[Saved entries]
===============
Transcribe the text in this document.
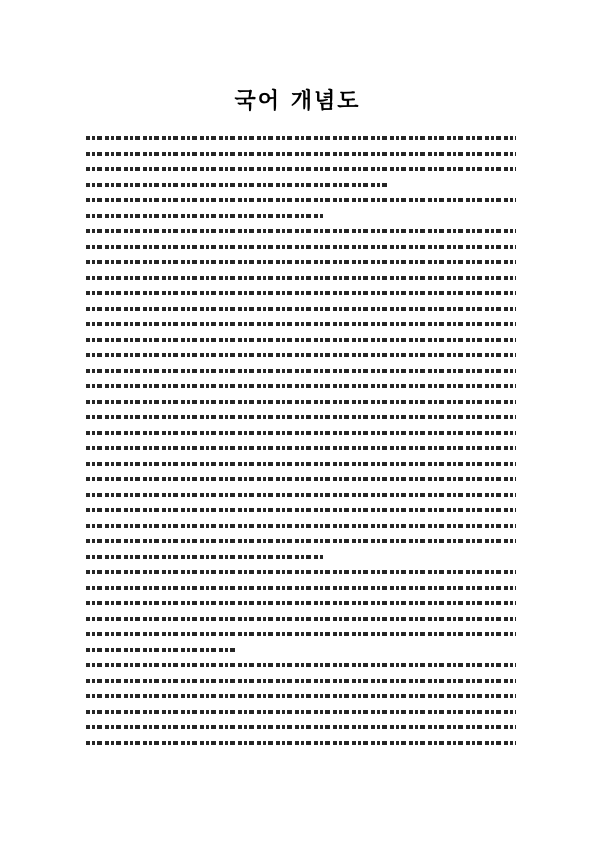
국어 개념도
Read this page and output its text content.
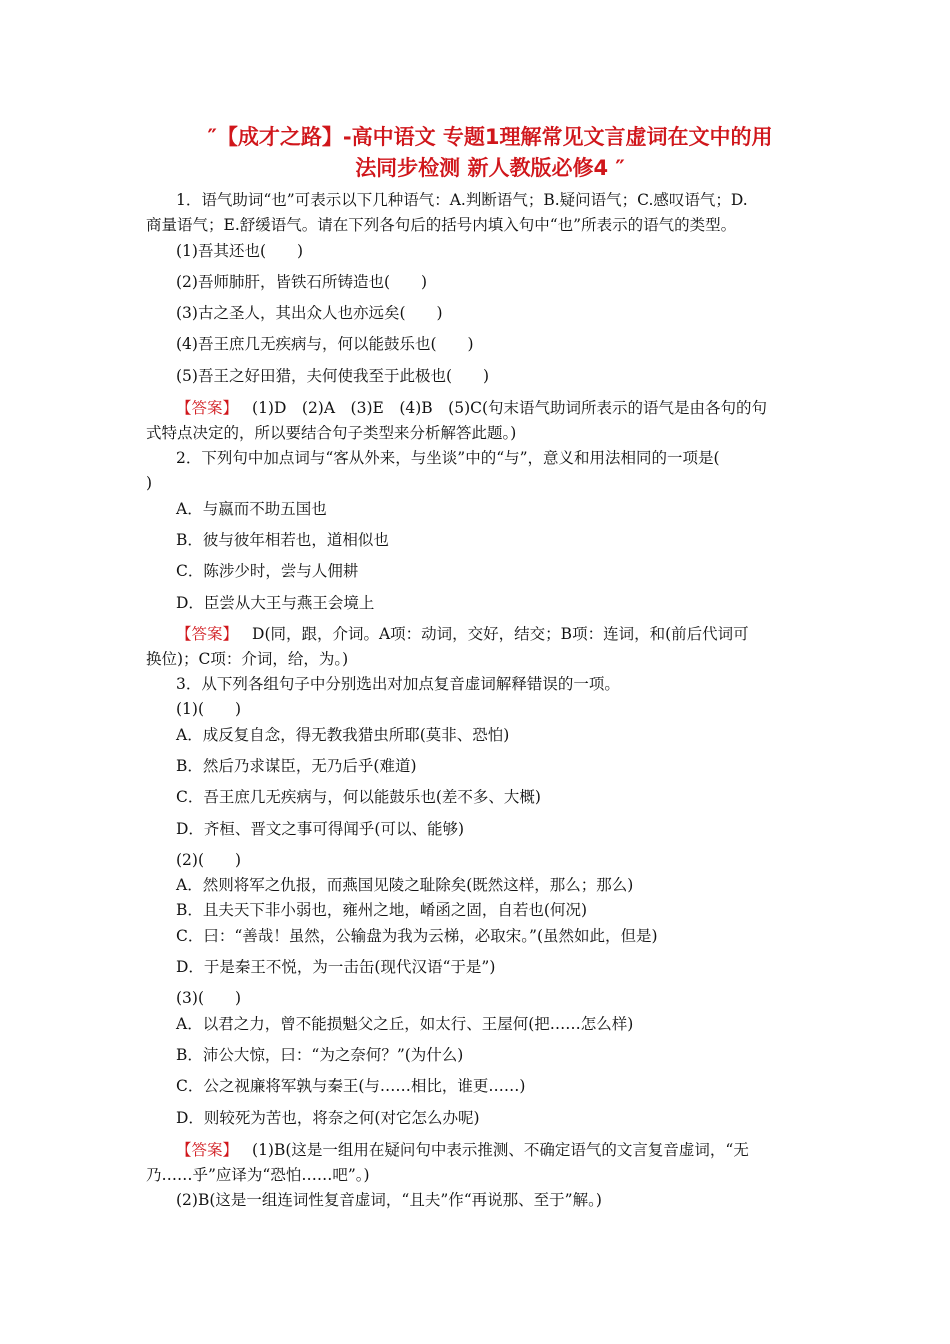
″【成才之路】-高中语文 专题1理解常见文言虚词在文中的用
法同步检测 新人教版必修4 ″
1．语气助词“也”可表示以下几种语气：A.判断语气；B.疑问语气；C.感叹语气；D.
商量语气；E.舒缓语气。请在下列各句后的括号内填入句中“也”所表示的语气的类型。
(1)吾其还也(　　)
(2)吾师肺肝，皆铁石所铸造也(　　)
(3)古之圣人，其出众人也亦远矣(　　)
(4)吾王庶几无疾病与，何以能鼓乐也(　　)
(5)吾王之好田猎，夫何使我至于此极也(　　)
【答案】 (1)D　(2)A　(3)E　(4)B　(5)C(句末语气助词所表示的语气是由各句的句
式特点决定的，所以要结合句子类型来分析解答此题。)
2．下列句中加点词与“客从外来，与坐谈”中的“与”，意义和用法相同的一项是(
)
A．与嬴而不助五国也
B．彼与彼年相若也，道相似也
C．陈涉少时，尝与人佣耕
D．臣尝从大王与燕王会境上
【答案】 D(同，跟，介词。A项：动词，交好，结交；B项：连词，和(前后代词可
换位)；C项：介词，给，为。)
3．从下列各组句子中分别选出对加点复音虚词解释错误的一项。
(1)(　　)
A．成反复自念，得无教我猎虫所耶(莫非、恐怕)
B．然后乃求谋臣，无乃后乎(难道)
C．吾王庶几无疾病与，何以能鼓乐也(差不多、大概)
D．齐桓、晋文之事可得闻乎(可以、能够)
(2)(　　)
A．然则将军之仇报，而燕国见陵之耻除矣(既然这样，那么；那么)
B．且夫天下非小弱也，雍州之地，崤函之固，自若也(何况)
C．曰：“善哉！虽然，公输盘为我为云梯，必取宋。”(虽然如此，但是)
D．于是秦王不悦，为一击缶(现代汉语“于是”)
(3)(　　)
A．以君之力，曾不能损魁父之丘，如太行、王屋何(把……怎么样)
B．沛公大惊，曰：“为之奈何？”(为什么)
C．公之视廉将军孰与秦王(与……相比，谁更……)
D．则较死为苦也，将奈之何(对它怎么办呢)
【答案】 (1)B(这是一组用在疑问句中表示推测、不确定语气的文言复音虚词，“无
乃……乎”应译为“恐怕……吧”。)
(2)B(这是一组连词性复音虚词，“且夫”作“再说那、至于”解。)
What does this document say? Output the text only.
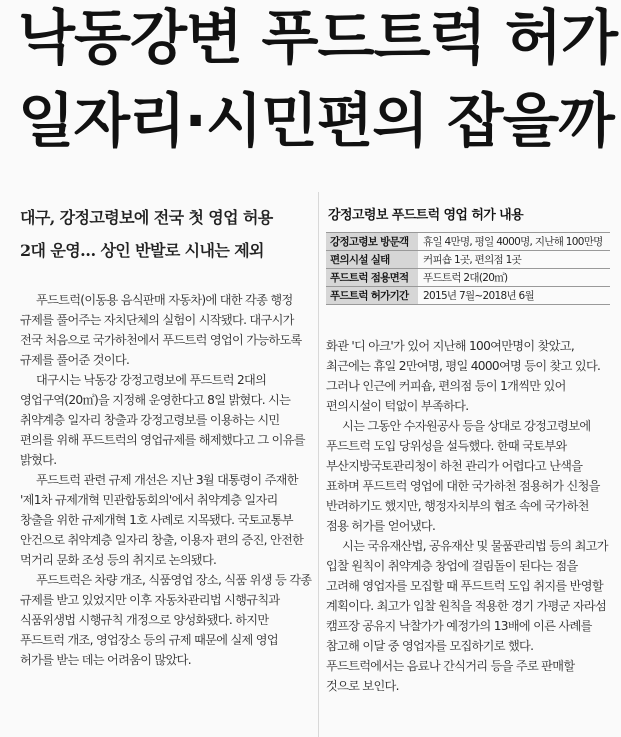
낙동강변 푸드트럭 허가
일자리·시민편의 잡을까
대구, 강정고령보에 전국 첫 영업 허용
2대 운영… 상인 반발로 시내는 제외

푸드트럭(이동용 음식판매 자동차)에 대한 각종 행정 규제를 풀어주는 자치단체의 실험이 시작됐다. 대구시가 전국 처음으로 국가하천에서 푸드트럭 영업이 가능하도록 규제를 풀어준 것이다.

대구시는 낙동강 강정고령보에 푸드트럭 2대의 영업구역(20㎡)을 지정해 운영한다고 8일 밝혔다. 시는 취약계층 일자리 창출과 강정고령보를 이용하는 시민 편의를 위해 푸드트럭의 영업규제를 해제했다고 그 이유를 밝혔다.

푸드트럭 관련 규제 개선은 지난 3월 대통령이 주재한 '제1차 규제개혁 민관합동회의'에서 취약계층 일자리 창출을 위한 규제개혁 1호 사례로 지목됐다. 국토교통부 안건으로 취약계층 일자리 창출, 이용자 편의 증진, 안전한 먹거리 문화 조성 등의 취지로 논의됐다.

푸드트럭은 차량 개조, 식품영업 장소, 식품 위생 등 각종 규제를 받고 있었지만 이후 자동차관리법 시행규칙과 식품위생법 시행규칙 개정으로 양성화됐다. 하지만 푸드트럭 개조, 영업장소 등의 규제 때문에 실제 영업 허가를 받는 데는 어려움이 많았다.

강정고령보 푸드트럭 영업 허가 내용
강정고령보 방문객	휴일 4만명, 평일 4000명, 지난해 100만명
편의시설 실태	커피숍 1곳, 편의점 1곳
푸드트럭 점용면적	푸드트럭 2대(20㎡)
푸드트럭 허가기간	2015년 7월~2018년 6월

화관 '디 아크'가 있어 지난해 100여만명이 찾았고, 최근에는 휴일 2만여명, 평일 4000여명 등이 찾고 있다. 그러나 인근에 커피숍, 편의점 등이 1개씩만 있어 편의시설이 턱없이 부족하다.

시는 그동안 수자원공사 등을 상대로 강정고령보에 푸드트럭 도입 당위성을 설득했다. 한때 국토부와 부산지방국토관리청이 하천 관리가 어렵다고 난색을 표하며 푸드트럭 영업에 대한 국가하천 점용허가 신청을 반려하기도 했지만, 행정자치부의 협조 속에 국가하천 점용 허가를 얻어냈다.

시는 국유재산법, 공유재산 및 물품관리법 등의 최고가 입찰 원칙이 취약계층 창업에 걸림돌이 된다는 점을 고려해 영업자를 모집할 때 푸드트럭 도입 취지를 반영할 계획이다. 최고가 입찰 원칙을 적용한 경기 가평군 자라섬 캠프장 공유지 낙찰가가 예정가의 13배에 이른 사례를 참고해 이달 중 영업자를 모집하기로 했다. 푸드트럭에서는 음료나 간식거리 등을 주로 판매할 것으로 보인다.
===============
Exercise directions>
Show all lines above holding "강정고령보에".

Exercise solution>
대구, 강정고령보에 전국 첫 영업 허용
대구시는 낙동강 강정고령보에 푸드트럭 2대의 영업구역(20㎡)을 지정해 운영한다고 8일 밝혔다. 시는 취약계층 일자리 창출과 강정고령보를 이용하는 시민 편의를 위해 푸드트럭의 영업규제를 해제했다고 그 이유를 밝혔다.
시는 그동안 수자원공사 등을 상대로 강정고령보에 푸드트럭 도입 당위성을 설득했다. 한때 국토부와 부산지방국토관리청이 하천 관리가 어렵다고 난색을 표하며 푸드트럭 영업에 대한 국가하천 점용허가 신청을 반려하기도 했지만, 행정자치부의 협조 속에 국가하천 점용 허가를 얻어냈다.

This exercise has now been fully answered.